Task to complete
Could you extract every entry below and reproduce it exactly?

- - -

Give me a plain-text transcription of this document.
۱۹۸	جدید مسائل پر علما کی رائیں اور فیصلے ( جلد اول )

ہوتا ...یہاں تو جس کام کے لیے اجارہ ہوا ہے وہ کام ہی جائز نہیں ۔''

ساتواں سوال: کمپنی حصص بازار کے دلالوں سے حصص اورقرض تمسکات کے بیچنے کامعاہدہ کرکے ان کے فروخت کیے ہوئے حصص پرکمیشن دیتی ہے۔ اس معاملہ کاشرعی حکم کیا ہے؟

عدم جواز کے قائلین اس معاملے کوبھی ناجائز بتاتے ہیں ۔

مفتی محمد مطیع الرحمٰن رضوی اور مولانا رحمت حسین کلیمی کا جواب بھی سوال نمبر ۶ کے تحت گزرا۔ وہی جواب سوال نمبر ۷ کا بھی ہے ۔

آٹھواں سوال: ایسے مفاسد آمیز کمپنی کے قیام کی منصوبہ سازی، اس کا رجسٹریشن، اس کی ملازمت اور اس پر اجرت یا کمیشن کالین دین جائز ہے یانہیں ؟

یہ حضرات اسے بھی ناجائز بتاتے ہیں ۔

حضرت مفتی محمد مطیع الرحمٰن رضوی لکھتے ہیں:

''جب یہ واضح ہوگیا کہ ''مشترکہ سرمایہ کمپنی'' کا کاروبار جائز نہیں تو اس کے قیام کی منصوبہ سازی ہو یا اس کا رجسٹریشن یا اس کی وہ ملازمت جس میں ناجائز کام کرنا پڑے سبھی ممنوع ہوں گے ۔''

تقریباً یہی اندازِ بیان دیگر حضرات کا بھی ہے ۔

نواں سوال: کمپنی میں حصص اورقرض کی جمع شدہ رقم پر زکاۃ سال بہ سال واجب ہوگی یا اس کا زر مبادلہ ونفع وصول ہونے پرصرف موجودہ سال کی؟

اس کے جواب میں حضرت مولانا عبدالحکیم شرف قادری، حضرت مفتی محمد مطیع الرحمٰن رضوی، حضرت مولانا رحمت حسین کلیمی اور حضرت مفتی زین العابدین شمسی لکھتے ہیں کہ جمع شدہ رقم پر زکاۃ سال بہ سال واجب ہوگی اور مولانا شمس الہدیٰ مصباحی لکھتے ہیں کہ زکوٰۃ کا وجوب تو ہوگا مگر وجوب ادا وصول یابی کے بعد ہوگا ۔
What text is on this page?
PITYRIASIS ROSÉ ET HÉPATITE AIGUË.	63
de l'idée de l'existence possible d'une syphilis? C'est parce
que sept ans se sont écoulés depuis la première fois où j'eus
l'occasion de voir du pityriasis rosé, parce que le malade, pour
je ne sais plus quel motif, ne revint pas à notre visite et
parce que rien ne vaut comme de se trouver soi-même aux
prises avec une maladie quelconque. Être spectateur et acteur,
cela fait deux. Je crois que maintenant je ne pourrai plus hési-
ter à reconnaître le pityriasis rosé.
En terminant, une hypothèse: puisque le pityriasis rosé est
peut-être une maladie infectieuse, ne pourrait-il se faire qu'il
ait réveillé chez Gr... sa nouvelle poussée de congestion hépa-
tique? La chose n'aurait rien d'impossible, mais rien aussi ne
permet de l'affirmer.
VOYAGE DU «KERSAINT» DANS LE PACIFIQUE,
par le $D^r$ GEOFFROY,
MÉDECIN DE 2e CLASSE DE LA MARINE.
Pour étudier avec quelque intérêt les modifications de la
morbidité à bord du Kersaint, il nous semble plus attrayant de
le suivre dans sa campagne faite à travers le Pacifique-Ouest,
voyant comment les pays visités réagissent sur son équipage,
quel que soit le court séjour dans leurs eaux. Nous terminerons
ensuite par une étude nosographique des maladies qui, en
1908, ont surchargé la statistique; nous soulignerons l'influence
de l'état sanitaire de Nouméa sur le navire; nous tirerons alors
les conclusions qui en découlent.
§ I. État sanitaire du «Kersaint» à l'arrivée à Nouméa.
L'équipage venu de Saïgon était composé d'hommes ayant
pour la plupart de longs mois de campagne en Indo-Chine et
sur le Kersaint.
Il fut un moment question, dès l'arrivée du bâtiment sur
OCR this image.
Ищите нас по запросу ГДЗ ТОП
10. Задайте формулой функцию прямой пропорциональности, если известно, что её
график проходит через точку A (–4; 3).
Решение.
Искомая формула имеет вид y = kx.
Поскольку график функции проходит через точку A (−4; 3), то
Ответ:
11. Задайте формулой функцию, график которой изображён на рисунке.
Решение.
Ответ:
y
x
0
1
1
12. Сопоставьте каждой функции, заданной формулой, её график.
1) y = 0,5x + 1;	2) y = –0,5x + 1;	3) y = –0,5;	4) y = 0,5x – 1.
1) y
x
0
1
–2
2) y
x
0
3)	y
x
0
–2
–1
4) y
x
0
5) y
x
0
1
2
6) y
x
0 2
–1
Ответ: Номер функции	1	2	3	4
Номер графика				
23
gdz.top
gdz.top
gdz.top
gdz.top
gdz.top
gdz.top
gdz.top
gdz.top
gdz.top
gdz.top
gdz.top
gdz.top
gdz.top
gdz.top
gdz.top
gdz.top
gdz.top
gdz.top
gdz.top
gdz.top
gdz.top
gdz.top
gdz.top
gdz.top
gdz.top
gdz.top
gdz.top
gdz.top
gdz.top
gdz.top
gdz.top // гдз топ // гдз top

- - -

Task response
Give me a plain-text transcription of this document.
۱۹۸	جدید مسائل پر علما کی رائیں اور فیصلے ( جلد اول )

ہوتا ...یہاں تو جس کام کے لیے اجارہ ہوا ہے وہ کام ہی جائز نہیں ۔''

ساتواں سوال: کمپنی حصص بازار کے دلالوں سے حصص اورقرض تمسکات کے بیچنے کامعاہدہ کرکے ان کے فروخت کیے ہوئے حصص پرکمیشن دیتی ہے۔ اس معاملہ کاشرعی حکم کیا ہے؟

عدم جواز کے قائلین اس معاملے کوبھی ناجائز بتاتے ہیں ۔

مفتی محمد مطیع الرحمٰن رضوی اور مولانا رحمت حسین کلیمی کا جواب بھی سوال نمبر ۶ کے تحت گزرا۔ وہی جواب سوال نمبر ۷ کا بھی ہے ۔

آٹھواں سوال: ایسے مفاسد آمیز کمپنی کے قیام کی منصوبہ سازی، اس کا رجسٹریشن، اس کی ملازمت اور اس پر اجرت یا کمیشن کالین دین جائز ہے یانہیں ؟

یہ حضرات اسے بھی ناجائز بتاتے ہیں ۔

حضرت مفتی محمد مطیع الرحمٰن رضوی لکھتے ہیں:

''جب یہ واضح ہوگیا کہ ''مشترکہ سرمایہ کمپنی'' کا کاروبار جائز نہیں تو اس کے قیام کی منصوبہ سازی ہو یا اس کا رجسٹریشن یا اس کی وہ ملازمت جس میں ناجائز کام کرنا پڑے سبھی ممنوع ہوں گے ۔''

تقریباً یہی اندازِ بیان دیگر حضرات کا بھی ہے ۔

نواں سوال: کمپنی میں حصص اورقرض کی جمع شدہ رقم پر زکاۃ سال بہ سال واجب ہوگی یا اس کا زر مبادلہ ونفع وصول ہونے پرصرف موجودہ سال کی؟

اس کے جواب میں حضرت مولانا عبدالحکیم شرف قادری، حضرت مفتی محمد مطیع الرحمٰن رضوی، حضرت مولانا رحمت حسین کلیمی اور حضرت مفتی زین العابدین شمسی لکھتے ہیں کہ جمع شدہ رقم پر زکاۃ سال بہ سال واجب ہوگی اور مولانا شمس الہدیٰ مصباحی لکھتے ہیں کہ زکوٰۃ کا وجوب تو ہوگا مگر وجوب ادا وصول یابی کے بعد ہوگا ۔
What text is on this page?
PITYRIASIS ROSÉ ET HÉPATITE AIGUË.	63
de l'idée de l'existence possible d'une syphilis? C'est parce
que sept ans se sont écoulés depuis la première fois où j'eus
l'occasion de voir du pityriasis rosé, parce que le malade, pour
je ne sais plus quel motif, ne revint pas à notre visite et
parce que rien ne vaut comme de se trouver soi-même aux
prises avec une maladie quelconque. Être spectateur et acteur,
cela fait deux. Je crois que maintenant je ne pourrai plus hési-
ter à reconnaître le pityriasis rosé.
En terminant, une hypothèse: puisque le pityriasis rosé est
peut-être une maladie infectieuse, ne pourrait-il se faire qu'il
ait réveillé chez Gr... sa nouvelle poussée de congestion hépa-
tique? La chose n'aurait rien d'impossible, mais rien aussi ne
permet de l'affirmer.
VOYAGE DU «KERSAINT» DANS LE PACIFIQUE,
par le $D^r$ GEOFFROY,
MÉDECIN DE 2e CLASSE DE LA MARINE.
Pour étudier avec quelque intérêt les modifications de la
morbidité à bord du Kersaint, il nous semble plus attrayant de
le suivre dans sa campagne faite à travers le Pacifique-Ouest,
voyant comment les pays visités réagissent sur son équipage,
quel que soit le court séjour dans leurs eaux. Nous terminerons
ensuite par une étude nosographique des maladies qui, en
1908, ont surchargé la statistique; nous soulignerons l'influence
de l'état sanitaire de Nouméa sur le navire; nous tirerons alors
les conclusions qui en découlent.
§ I. État sanitaire du «Kersaint» à l'arrivée à Nouméa.
L'équipage venu de Saïgon était composé d'hommes ayant
pour la plupart de longs mois de campagne en Indo-Chine et
sur le Kersaint.
Il fut un moment question, dès l'arrivée du bâtiment sur
OCR this image.
Ищите нас по запросу ГДЗ ТОП
10. Задайте формулой функцию прямой пропорциональности, если известно, что её
график проходит через точку A (–4; 3).
Решение.
Искомая формула имеет вид y = kx.
Поскольку график функции проходит через точку A (−4; 3), то
Ответ:
11. Задайте формулой функцию, график которой изображён на рисунке.
Решение.
Ответ:
y
x
0
1
1
12. Сопоставьте каждой функции, заданной формулой, её график.
1) y = 0,5x + 1;	2) y = –0,5x + 1;	3) y = –0,5;	4) y = 0,5x – 1.
1) y
x
0
1
–2
2) y
x
0
3)	y
x
0
–2
–1
4) y
x
0
5) y
x
0
1
2
6) y
x
0 2
–1
Ответ: Номер функции	1	2	3	4
Номер графика				
23
gdz.top
gdz.top
gdz.top
gdz.top
gdz.top
gdz.top
gdz.top
gdz.top
gdz.top
gdz.top
gdz.top
gdz.top
gdz.top
gdz.top
gdz.top
gdz.top
gdz.top
gdz.top
gdz.top
gdz.top
gdz.top
gdz.top
gdz.top
gdz.top
gdz.top
gdz.top
gdz.top
gdz.top
gdz.top
gdz.top
gdz.top // гдз топ // гдз top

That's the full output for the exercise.